Aim of the exercise
Your task is to copy every line of the records below that contains "waveform".

Materials provided
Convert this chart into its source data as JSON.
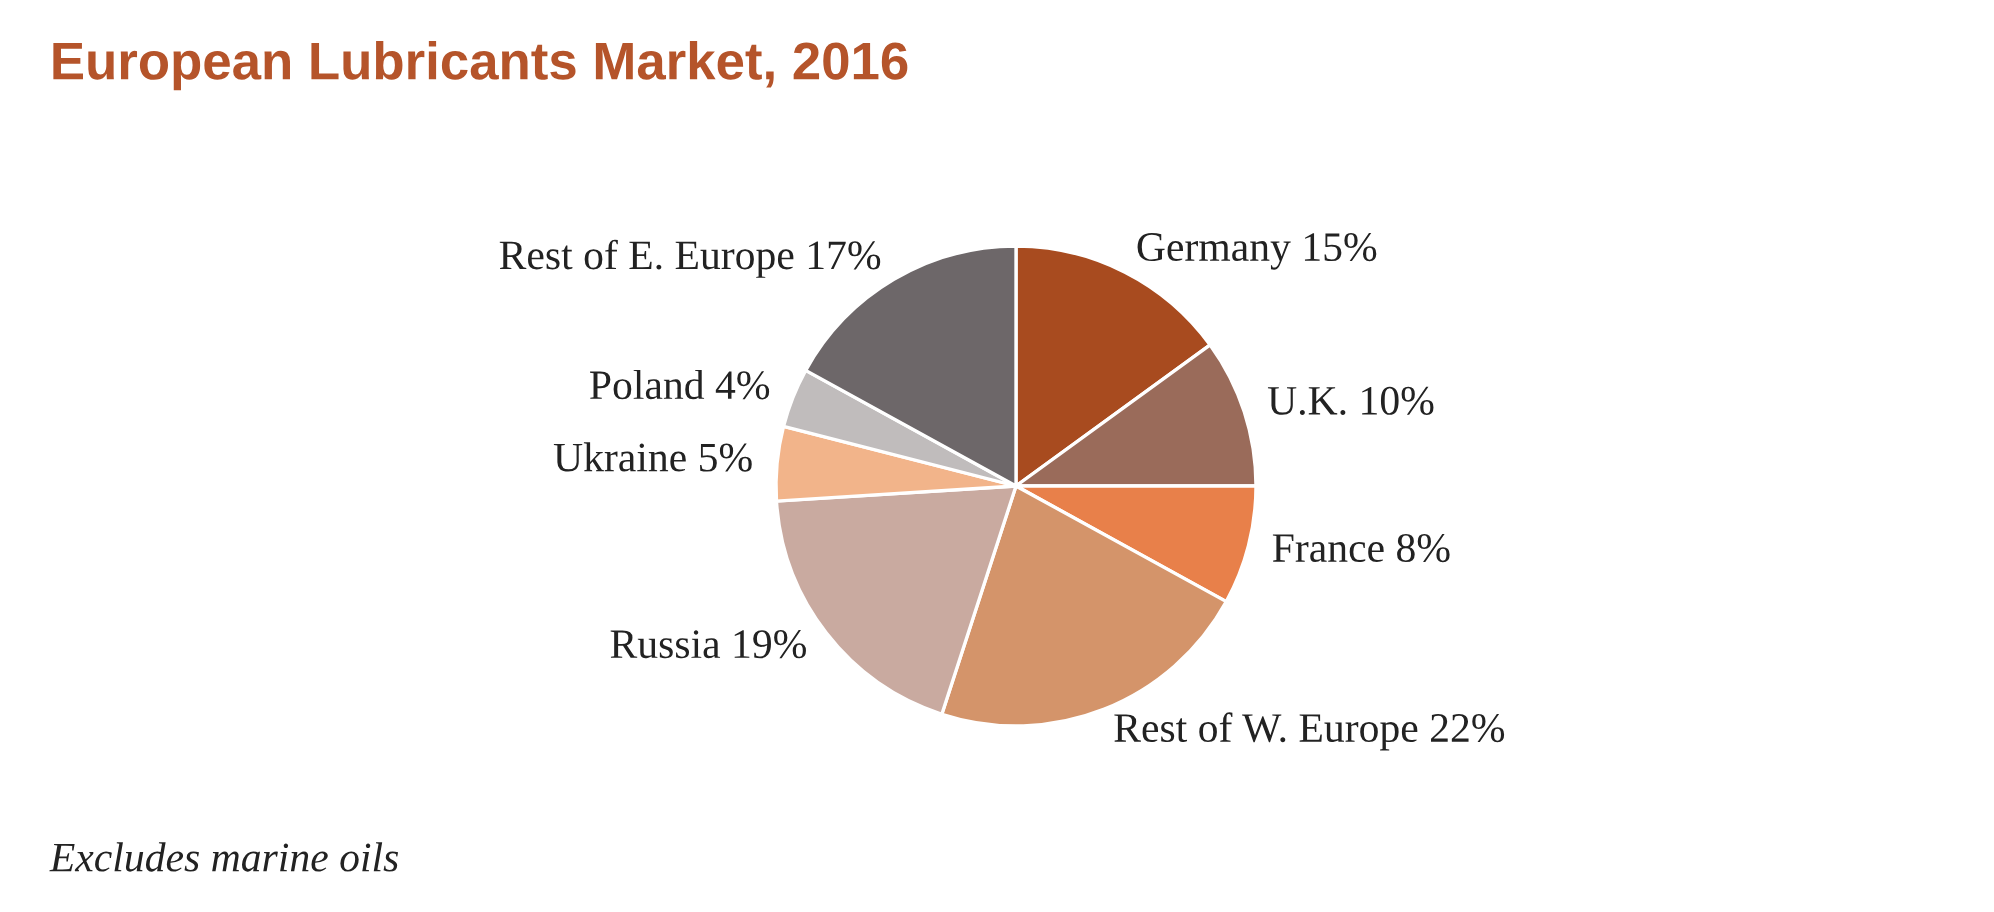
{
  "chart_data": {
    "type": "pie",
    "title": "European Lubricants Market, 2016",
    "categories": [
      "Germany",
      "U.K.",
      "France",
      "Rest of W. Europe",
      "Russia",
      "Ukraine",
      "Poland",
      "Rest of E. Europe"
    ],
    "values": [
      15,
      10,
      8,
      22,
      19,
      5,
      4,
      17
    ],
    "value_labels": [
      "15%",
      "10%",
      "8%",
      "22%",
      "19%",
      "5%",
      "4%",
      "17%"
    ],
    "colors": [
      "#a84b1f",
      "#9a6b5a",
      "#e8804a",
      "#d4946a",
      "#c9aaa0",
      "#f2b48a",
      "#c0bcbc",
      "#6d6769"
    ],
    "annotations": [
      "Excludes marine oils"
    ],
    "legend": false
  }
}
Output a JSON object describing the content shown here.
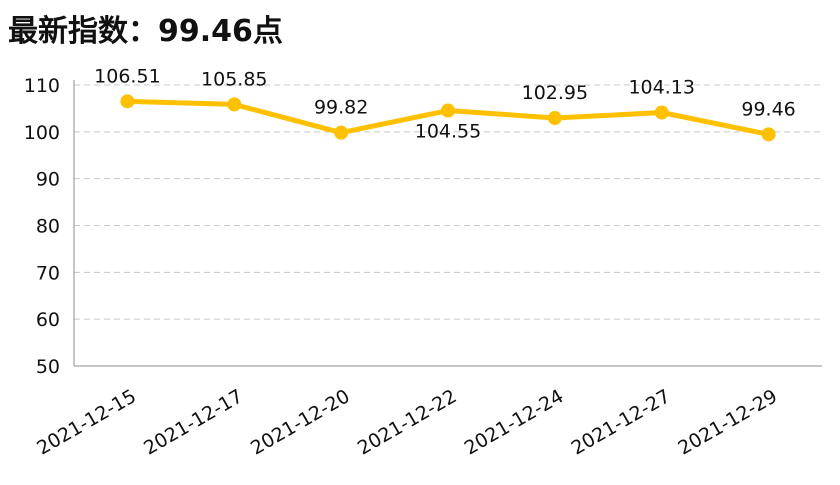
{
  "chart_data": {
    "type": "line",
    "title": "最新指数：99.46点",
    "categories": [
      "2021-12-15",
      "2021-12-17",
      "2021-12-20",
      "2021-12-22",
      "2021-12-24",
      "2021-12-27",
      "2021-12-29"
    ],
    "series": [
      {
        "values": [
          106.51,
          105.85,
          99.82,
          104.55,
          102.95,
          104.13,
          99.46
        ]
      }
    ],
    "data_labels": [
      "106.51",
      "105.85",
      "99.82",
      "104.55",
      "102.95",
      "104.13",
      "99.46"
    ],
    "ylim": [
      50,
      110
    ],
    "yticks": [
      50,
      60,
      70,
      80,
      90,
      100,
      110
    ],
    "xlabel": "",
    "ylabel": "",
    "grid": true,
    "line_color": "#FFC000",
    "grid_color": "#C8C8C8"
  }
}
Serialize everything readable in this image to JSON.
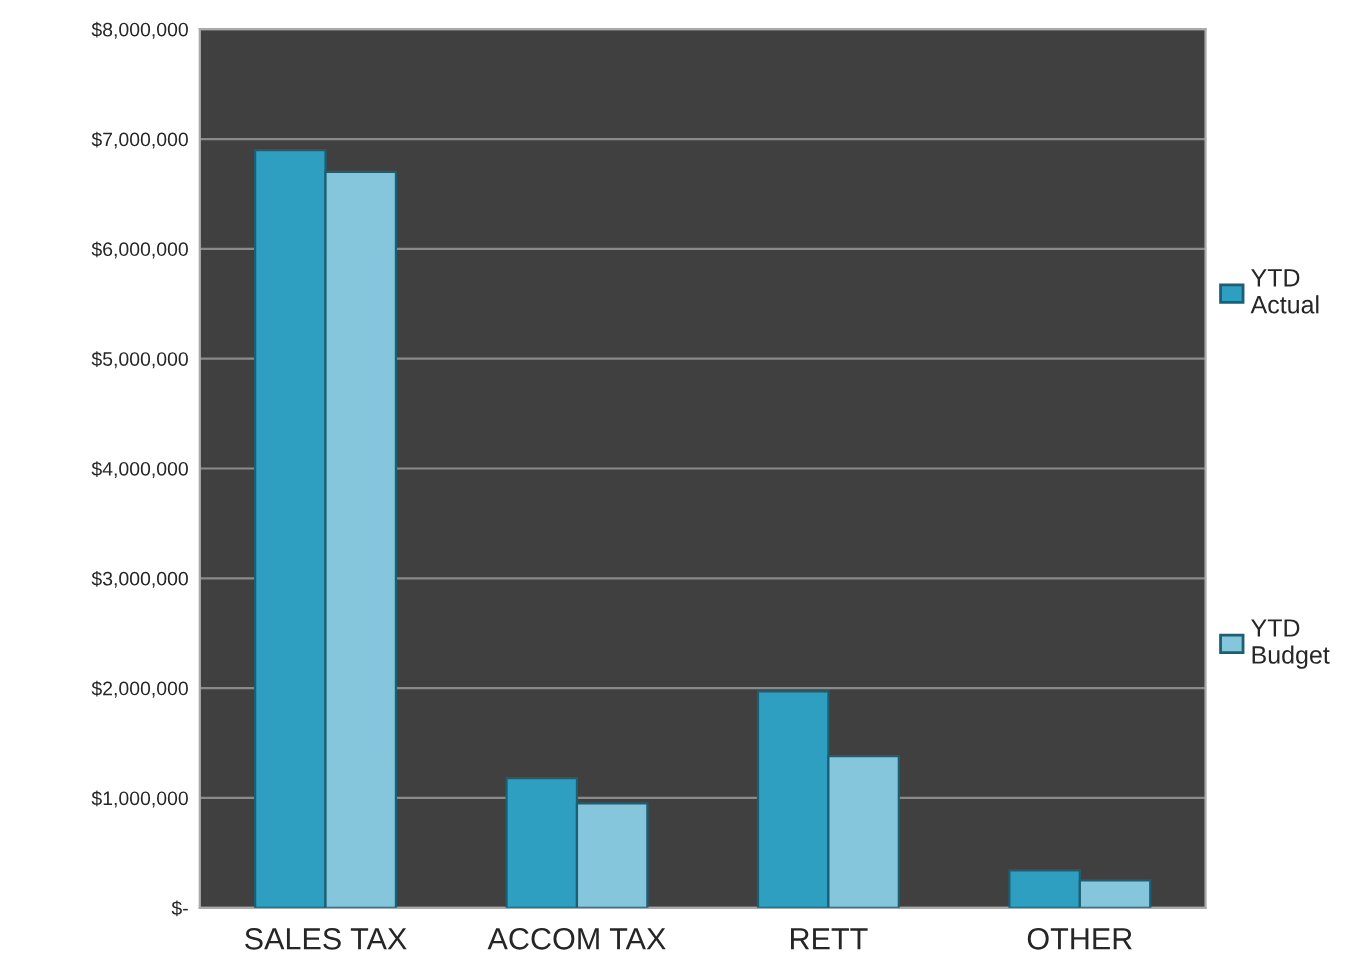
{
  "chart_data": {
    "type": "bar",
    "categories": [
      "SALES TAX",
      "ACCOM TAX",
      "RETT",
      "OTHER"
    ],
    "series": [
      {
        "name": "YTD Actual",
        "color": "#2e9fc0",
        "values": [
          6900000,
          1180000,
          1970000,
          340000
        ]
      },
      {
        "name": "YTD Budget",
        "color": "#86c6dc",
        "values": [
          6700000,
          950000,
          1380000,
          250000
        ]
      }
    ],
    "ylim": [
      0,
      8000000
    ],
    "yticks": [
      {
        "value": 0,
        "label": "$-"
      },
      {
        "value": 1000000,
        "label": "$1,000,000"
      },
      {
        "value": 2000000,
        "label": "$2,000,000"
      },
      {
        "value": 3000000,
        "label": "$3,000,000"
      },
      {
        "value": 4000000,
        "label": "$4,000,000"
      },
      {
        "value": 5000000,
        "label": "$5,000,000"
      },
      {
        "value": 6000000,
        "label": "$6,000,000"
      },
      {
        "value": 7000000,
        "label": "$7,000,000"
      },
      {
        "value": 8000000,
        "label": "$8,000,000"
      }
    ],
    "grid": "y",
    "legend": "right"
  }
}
--
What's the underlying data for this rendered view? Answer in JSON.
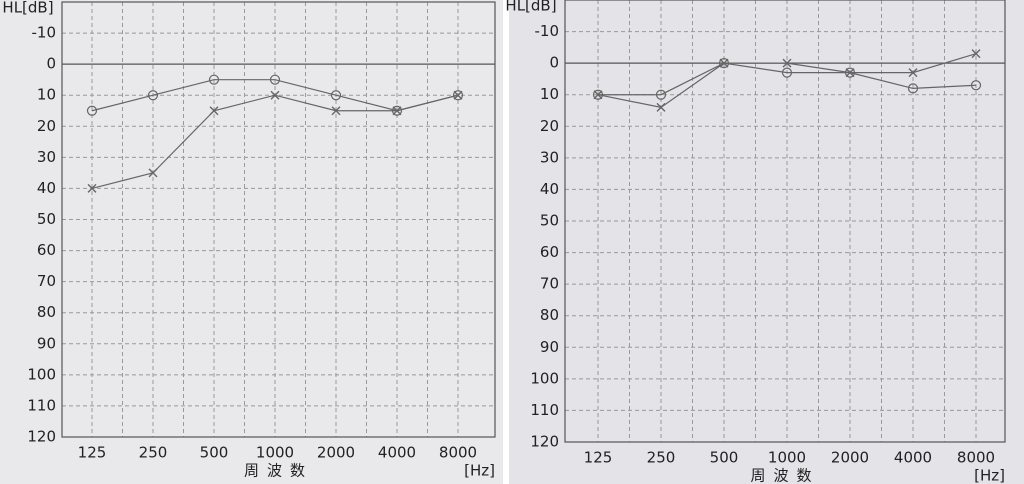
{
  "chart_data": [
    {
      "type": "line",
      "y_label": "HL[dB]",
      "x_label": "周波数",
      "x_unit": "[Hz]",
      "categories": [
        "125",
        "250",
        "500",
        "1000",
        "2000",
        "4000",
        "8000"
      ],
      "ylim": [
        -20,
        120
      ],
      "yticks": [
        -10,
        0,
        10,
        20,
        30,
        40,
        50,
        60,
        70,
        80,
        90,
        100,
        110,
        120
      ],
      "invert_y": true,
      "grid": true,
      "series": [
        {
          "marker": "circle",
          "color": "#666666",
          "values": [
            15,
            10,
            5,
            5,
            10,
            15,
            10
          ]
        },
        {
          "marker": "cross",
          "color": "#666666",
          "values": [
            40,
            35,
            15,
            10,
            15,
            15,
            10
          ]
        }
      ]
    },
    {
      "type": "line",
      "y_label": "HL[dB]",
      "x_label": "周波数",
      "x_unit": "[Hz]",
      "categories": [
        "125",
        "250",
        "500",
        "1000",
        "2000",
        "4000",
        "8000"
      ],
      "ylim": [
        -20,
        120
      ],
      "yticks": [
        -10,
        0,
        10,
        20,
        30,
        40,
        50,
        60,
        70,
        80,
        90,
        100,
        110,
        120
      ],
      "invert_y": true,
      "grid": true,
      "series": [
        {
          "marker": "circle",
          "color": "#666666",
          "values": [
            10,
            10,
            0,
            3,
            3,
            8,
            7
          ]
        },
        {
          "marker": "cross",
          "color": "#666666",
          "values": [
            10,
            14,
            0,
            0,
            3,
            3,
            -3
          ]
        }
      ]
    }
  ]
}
--
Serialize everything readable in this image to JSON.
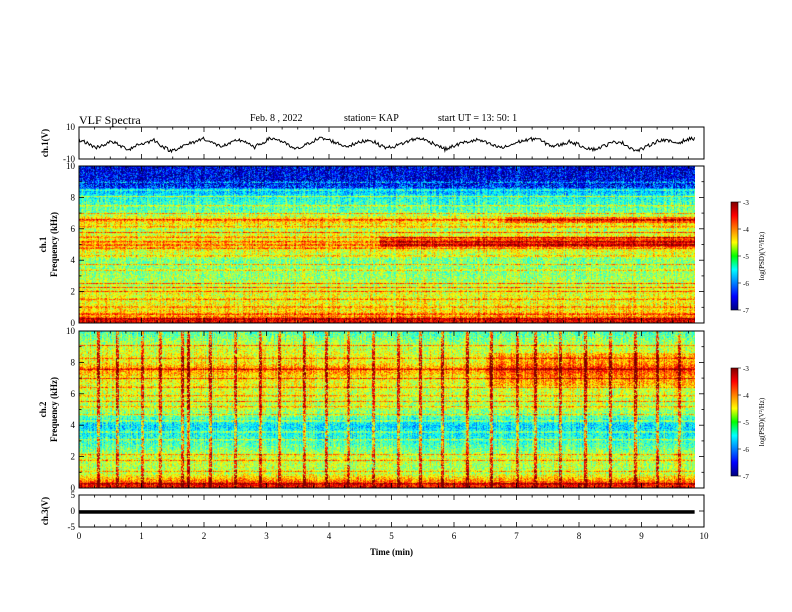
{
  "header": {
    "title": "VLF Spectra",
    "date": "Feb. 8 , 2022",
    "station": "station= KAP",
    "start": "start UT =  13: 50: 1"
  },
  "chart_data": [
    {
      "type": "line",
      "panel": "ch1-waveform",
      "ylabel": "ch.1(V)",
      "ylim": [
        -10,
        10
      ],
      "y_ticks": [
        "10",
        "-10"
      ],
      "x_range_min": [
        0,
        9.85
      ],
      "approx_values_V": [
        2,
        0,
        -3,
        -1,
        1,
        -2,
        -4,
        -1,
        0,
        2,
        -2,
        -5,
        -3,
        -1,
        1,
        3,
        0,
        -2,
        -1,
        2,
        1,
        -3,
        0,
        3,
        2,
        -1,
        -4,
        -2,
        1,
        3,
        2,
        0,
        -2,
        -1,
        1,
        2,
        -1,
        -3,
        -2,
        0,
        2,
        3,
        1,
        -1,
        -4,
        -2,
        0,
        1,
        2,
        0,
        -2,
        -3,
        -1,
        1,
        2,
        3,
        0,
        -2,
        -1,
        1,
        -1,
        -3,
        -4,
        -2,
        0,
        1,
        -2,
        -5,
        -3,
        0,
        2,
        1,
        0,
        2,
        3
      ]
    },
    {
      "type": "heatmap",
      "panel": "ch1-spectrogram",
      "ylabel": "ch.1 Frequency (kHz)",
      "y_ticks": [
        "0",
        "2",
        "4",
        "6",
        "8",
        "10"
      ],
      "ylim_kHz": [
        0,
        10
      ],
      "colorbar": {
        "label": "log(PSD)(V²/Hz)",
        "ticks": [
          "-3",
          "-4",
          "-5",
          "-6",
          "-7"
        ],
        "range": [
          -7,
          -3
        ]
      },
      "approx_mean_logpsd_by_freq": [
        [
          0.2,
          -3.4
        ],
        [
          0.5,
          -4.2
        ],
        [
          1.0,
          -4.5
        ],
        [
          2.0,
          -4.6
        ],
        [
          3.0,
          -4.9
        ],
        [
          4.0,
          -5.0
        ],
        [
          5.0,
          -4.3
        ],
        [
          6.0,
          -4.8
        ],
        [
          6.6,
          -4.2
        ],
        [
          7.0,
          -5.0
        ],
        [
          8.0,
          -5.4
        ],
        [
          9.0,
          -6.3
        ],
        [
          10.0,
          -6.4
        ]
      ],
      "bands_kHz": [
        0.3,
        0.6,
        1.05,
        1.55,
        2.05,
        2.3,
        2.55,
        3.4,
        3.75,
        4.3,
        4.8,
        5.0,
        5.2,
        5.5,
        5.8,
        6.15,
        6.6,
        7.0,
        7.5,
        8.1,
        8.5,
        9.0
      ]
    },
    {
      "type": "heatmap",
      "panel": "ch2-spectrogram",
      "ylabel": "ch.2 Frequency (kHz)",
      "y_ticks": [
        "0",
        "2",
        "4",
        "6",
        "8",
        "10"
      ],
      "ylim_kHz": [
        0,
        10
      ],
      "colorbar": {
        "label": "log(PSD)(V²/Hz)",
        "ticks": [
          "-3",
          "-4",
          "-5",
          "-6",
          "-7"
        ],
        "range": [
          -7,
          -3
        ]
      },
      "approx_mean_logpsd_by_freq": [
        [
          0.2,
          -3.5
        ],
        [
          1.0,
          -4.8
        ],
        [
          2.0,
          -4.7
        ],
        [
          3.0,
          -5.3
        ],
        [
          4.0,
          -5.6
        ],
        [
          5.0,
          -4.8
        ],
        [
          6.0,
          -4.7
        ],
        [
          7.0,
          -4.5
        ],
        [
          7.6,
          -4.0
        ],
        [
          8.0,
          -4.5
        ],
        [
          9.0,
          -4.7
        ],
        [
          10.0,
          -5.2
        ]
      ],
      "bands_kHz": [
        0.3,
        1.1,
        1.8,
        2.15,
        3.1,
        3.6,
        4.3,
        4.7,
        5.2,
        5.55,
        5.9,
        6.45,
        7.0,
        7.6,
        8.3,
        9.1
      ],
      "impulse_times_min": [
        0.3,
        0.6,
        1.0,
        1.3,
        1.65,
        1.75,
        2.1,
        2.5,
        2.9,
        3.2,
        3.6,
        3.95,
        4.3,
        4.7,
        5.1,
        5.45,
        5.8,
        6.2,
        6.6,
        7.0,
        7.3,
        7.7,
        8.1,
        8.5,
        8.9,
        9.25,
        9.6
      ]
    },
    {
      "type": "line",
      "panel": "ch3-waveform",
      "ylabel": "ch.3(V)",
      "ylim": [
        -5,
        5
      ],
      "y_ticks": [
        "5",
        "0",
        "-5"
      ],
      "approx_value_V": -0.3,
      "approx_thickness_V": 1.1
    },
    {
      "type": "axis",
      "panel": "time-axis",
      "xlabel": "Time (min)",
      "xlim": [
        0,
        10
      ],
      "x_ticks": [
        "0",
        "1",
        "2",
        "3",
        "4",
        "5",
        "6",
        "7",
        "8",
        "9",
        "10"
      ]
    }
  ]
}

Solution for this problem
      "panel": "ch1-waveform",
      "panel": "ch3-waveform",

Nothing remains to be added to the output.